◆ DATA EXTRACT ◆
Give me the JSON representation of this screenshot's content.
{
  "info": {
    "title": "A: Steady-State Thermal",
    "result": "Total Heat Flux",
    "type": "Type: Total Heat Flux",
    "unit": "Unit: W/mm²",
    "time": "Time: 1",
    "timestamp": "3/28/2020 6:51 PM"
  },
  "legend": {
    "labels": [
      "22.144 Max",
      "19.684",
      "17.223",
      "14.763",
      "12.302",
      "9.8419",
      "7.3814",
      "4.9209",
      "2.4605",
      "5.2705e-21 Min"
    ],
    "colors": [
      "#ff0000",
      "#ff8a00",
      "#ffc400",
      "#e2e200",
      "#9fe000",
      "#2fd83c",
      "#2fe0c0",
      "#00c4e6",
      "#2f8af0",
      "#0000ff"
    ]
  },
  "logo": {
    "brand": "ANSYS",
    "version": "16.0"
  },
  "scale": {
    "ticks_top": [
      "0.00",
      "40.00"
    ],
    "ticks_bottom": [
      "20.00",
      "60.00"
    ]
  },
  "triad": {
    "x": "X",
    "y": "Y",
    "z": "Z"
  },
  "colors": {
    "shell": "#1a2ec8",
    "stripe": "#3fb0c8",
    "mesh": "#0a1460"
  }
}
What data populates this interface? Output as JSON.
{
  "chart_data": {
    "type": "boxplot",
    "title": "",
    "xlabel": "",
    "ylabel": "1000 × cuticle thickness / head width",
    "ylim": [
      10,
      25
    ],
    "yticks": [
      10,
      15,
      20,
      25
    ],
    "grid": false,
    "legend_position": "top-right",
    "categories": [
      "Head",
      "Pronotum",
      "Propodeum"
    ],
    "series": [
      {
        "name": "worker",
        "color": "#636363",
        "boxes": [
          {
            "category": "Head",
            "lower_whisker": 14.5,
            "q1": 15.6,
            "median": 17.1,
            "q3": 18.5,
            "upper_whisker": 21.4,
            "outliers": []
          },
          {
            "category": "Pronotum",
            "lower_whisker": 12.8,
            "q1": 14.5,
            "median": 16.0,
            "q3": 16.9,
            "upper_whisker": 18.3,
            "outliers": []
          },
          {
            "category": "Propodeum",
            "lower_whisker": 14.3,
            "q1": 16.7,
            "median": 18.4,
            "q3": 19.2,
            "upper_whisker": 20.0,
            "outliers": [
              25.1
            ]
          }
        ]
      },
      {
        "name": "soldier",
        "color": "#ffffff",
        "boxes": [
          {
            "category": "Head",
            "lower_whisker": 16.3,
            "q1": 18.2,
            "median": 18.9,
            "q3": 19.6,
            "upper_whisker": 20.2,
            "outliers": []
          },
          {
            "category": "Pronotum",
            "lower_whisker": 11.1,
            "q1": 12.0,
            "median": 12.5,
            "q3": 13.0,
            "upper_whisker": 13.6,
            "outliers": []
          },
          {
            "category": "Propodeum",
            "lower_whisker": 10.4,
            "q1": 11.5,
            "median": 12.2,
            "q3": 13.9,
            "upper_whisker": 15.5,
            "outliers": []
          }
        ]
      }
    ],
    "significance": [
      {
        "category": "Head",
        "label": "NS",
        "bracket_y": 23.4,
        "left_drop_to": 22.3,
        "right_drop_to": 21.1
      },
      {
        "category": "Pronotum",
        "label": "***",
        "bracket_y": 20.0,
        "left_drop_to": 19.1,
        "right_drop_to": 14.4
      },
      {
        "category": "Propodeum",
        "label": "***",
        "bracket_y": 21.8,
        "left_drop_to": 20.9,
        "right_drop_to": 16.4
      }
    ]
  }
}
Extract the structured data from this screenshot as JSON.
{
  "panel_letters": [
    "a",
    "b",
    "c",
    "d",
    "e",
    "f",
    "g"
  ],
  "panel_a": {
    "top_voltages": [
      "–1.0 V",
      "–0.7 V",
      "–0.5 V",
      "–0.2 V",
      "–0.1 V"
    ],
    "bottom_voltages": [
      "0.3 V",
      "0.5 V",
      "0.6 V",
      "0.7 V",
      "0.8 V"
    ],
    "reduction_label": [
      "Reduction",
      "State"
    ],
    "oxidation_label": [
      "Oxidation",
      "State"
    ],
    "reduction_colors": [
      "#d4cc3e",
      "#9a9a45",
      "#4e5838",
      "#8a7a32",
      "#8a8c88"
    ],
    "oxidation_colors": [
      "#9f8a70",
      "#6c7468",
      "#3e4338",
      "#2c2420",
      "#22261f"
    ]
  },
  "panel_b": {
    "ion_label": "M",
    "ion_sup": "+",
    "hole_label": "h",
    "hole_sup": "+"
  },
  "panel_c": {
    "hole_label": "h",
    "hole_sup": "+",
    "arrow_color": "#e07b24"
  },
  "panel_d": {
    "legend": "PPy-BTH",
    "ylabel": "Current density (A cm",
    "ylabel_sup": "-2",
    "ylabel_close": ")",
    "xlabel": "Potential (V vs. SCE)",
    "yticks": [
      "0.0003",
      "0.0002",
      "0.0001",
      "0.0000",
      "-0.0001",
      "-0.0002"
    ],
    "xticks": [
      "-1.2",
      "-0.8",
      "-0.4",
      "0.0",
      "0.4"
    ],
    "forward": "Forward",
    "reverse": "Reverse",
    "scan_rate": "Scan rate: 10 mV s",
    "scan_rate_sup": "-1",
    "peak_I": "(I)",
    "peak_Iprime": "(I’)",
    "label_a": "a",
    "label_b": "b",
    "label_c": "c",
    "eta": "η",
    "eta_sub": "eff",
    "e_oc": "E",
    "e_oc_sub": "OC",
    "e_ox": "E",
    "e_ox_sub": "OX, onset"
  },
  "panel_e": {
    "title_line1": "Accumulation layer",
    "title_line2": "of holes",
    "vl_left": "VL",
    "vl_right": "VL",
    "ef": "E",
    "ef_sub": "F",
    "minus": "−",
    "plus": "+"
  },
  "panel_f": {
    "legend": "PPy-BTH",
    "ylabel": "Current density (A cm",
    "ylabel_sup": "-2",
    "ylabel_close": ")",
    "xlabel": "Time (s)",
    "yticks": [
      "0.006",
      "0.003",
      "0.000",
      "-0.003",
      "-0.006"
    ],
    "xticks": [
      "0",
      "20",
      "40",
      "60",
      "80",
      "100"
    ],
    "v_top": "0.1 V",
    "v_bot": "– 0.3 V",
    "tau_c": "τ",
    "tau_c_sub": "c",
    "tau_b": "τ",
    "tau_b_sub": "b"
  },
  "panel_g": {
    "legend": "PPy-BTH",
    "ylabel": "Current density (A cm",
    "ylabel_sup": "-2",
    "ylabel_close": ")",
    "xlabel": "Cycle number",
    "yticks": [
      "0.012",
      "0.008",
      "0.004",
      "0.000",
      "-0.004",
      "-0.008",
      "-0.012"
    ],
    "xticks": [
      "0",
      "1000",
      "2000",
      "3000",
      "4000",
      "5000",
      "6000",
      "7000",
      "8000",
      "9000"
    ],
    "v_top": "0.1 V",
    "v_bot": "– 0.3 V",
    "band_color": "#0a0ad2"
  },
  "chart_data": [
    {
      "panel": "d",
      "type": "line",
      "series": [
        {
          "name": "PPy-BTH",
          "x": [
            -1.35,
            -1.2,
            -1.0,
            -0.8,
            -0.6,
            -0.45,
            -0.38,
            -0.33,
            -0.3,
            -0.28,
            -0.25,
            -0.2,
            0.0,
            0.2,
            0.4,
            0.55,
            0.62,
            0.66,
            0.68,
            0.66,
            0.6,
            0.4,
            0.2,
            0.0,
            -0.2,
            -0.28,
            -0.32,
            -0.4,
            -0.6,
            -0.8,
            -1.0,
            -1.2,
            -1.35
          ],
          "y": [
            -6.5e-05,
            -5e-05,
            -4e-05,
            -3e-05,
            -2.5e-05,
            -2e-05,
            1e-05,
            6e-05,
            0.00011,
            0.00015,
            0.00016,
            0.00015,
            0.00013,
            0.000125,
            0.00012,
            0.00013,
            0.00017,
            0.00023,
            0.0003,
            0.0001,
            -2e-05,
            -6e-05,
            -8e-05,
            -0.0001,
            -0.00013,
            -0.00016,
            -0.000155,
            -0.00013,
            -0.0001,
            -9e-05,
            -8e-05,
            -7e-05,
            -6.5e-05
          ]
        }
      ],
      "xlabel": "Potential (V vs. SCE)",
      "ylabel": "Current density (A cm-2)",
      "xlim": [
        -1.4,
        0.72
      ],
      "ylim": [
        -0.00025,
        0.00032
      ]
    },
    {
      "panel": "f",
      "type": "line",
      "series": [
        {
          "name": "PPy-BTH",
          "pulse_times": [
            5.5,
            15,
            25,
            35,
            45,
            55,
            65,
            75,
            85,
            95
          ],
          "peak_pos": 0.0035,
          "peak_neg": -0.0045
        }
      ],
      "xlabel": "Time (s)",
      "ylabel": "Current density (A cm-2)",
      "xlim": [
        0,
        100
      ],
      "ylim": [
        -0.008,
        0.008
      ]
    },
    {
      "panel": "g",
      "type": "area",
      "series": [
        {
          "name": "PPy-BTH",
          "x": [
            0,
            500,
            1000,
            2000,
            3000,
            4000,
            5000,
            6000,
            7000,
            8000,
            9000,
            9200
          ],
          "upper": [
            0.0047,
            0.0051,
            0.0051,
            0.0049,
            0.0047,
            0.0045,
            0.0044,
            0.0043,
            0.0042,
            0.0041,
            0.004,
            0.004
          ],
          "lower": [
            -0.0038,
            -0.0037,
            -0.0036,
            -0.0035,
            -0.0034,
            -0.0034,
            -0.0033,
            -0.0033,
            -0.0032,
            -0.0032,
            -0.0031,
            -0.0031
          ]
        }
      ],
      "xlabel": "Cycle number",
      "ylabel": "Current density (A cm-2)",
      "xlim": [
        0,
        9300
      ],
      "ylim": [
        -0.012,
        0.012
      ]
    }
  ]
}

◆ DIRECTIVE ◆
Go over the records above and tally the lines with the word "screenshot" in them. Give the number alone.

◆ THE ANSWER ◆
2